Input data
** Begin **
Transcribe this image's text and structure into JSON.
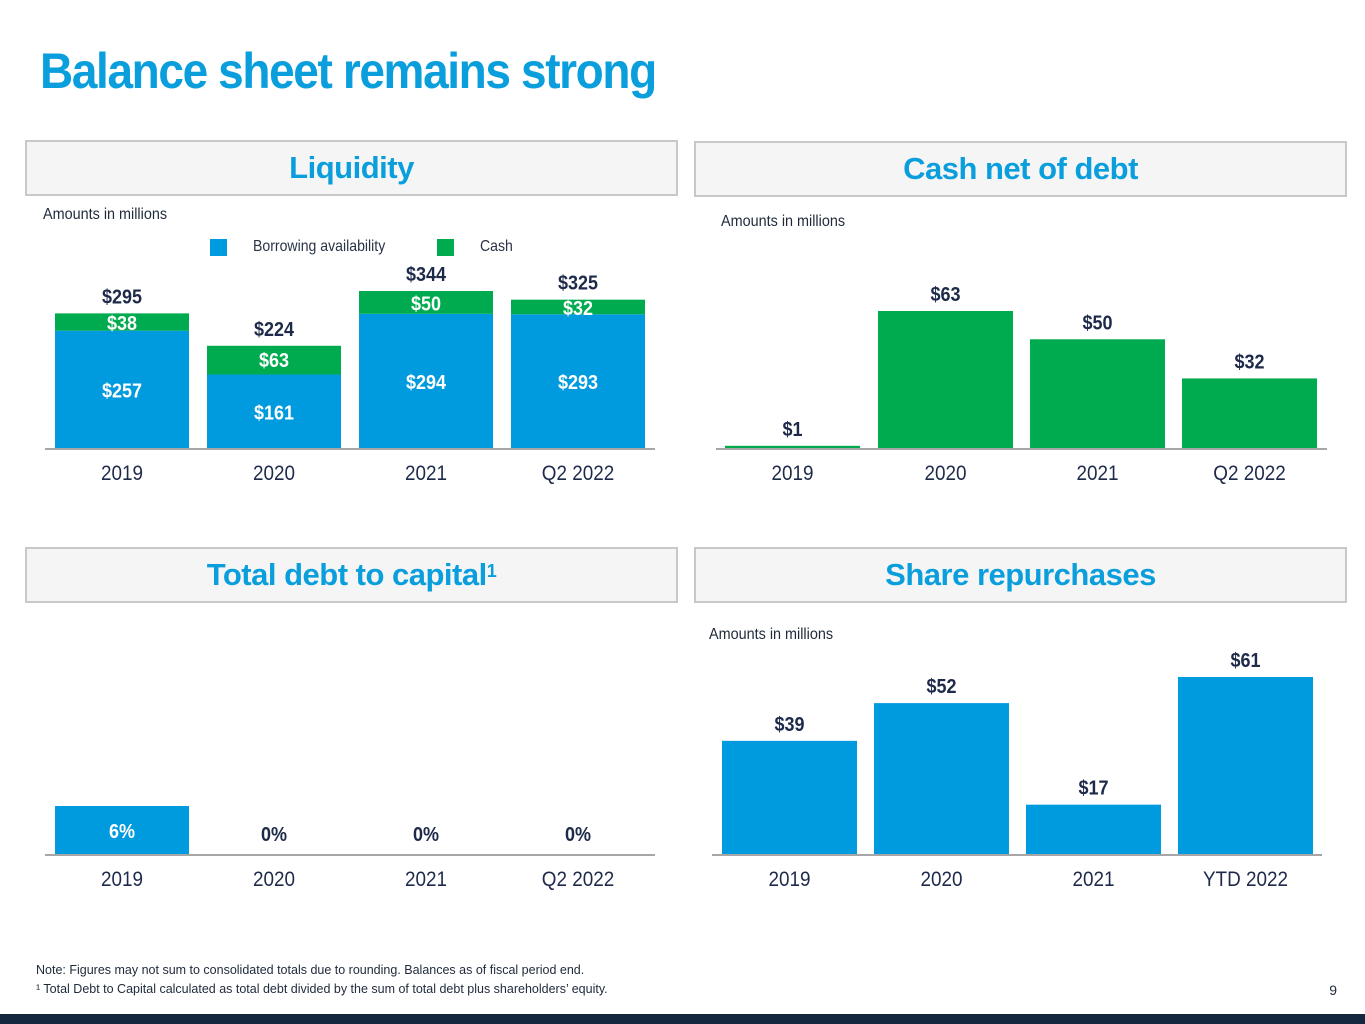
{
  "page": {
    "title": "Balance sheet remains strong",
    "page_number": "9",
    "footnotes": [
      "Note: Figures may not sum to consolidated totals due to rounding. Balances as of fiscal period end.",
      "¹ Total Debt to Capital calculated as total debt divided by the sum of total debt plus shareholders’ equity."
    ]
  },
  "colors": {
    "title_blue": "#0a9fdc",
    "bar_blue": "#009ade",
    "bar_green": "#00ab4f",
    "label_dark": "#1e2a4a",
    "footer_bar": "#14273f"
  },
  "panels": {
    "liquidity": {
      "title": "Liquidity",
      "units_note": "Amounts in millions"
    },
    "cash_net_of_debt": {
      "title": "Cash net of debt",
      "units_note": "Amounts in millions"
    },
    "debt_to_capital": {
      "title": "Total debt to capital",
      "title_sup": "1"
    },
    "share_repurchases": {
      "title": "Share repurchases",
      "units_note": "Amounts in millions"
    }
  },
  "chart_data": [
    {
      "id": "liquidity",
      "type": "bar",
      "stacked": true,
      "title": "Liquidity",
      "ylabel": "Amounts in millions",
      "categories": [
        "2019",
        "2020",
        "2021",
        "Q2 2022"
      ],
      "series": [
        {
          "name": "Borrowing availability",
          "color": "#009ade",
          "values": [
            257,
            161,
            294,
            293
          ],
          "labels": [
            "$257",
            "$161",
            "$294",
            "$293"
          ]
        },
        {
          "name": "Cash",
          "color": "#00ab4f",
          "values": [
            38,
            63,
            50,
            32
          ],
          "labels": [
            "$38",
            "$63",
            "$50",
            "$32"
          ]
        }
      ],
      "totals": [
        295,
        224,
        344,
        325
      ],
      "total_labels": [
        "$295",
        "$224",
        "$344",
        "$325"
      ],
      "legend": [
        "Borrowing availability",
        "Cash"
      ],
      "legend_position": "top-center",
      "grid": false,
      "ylim": [
        0,
        344
      ]
    },
    {
      "id": "cash_net_of_debt",
      "type": "bar",
      "title": "Cash net of debt",
      "ylabel": "Amounts in millions",
      "categories": [
        "2019",
        "2020",
        "2021",
        "Q2 2022"
      ],
      "values": [
        1,
        63,
        50,
        32
      ],
      "labels": [
        "$1",
        "$63",
        "$50",
        "$32"
      ],
      "color": "#00ab4f",
      "grid": false,
      "ylim": [
        0,
        63
      ]
    },
    {
      "id": "debt_to_capital",
      "type": "bar",
      "title": "Total debt to capital",
      "categories": [
        "2019",
        "2020",
        "2021",
        "Q2 2022"
      ],
      "values": [
        6,
        0,
        0,
        0
      ],
      "labels": [
        "6%",
        "0%",
        "0%",
        "0%"
      ],
      "color": "#009ade",
      "grid": false,
      "ylim": [
        0,
        100
      ]
    },
    {
      "id": "share_repurchases",
      "type": "bar",
      "title": "Share repurchases",
      "ylabel": "Amounts in millions",
      "categories": [
        "2019",
        "2020",
        "2021",
        "YTD 2022"
      ],
      "values": [
        39,
        52,
        17,
        61
      ],
      "labels": [
        "$39",
        "$52",
        "$17",
        "$61"
      ],
      "color": "#009ade",
      "grid": false,
      "ylim": [
        0,
        61
      ]
    }
  ]
}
** End **
Task to carry out
Are you able to set down all the lines above exactly, without any pictures?

Complete answer
Transcribe this image's text and structure into JSON.
{
  "page": {
    "title": "Balance sheet remains strong",
    "page_number": "9",
    "footnotes": [
      "Note: Figures may not sum to consolidated totals due to rounding. Balances as of fiscal period end.",
      "¹ Total Debt to Capital calculated as total debt divided by the sum of total debt plus shareholders’ equity."
    ]
  },
  "colors": {
    "title_blue": "#0a9fdc",
    "bar_blue": "#009ade",
    "bar_green": "#00ab4f",
    "label_dark": "#1e2a4a",
    "footer_bar": "#14273f"
  },
  "panels": {
    "liquidity": {
      "title": "Liquidity",
      "units_note": "Amounts in millions"
    },
    "cash_net_of_debt": {
      "title": "Cash net of debt",
      "units_note": "Amounts in millions"
    },
    "debt_to_capital": {
      "title": "Total debt to capital",
      "title_sup": "1"
    },
    "share_repurchases": {
      "title": "Share repurchases",
      "units_note": "Amounts in millions"
    }
  },
  "chart_data": [
    {
      "id": "liquidity",
      "type": "bar",
      "stacked": true,
      "title": "Liquidity",
      "ylabel": "Amounts in millions",
      "categories": [
        "2019",
        "2020",
        "2021",
        "Q2 2022"
      ],
      "series": [
        {
          "name": "Borrowing availability",
          "color": "#009ade",
          "values": [
            257,
            161,
            294,
            293
          ],
          "labels": [
            "$257",
            "$161",
            "$294",
            "$293"
          ]
        },
        {
          "name": "Cash",
          "color": "#00ab4f",
          "values": [
            38,
            63,
            50,
            32
          ],
          "labels": [
            "$38",
            "$63",
            "$50",
            "$32"
          ]
        }
      ],
      "totals": [
        295,
        224,
        344,
        325
      ],
      "total_labels": [
        "$295",
        "$224",
        "$344",
        "$325"
      ],
      "legend": [
        "Borrowing availability",
        "Cash"
      ],
      "legend_position": "top-center",
      "grid": false,
      "ylim": [
        0,
        344
      ]
    },
    {
      "id": "cash_net_of_debt",
      "type": "bar",
      "title": "Cash net of debt",
      "ylabel": "Amounts in millions",
      "categories": [
        "2019",
        "2020",
        "2021",
        "Q2 2022"
      ],
      "values": [
        1,
        63,
        50,
        32
      ],
      "labels": [
        "$1",
        "$63",
        "$50",
        "$32"
      ],
      "color": "#00ab4f",
      "grid": false,
      "ylim": [
        0,
        63
      ]
    },
    {
      "id": "debt_to_capital",
      "type": "bar",
      "title": "Total debt to capital",
      "categories": [
        "2019",
        "2020",
        "2021",
        "Q2 2022"
      ],
      "values": [
        6,
        0,
        0,
        0
      ],
      "labels": [
        "6%",
        "0%",
        "0%",
        "0%"
      ],
      "color": "#009ade",
      "grid": false,
      "ylim": [
        0,
        100
      ]
    },
    {
      "id": "share_repurchases",
      "type": "bar",
      "title": "Share repurchases",
      "ylabel": "Amounts in millions",
      "categories": [
        "2019",
        "2020",
        "2021",
        "YTD 2022"
      ],
      "values": [
        39,
        52,
        17,
        61
      ],
      "labels": [
        "$39",
        "$52",
        "$17",
        "$61"
      ],
      "color": "#009ade",
      "grid": false,
      "ylim": [
        0,
        61
      ]
    }
  ]
}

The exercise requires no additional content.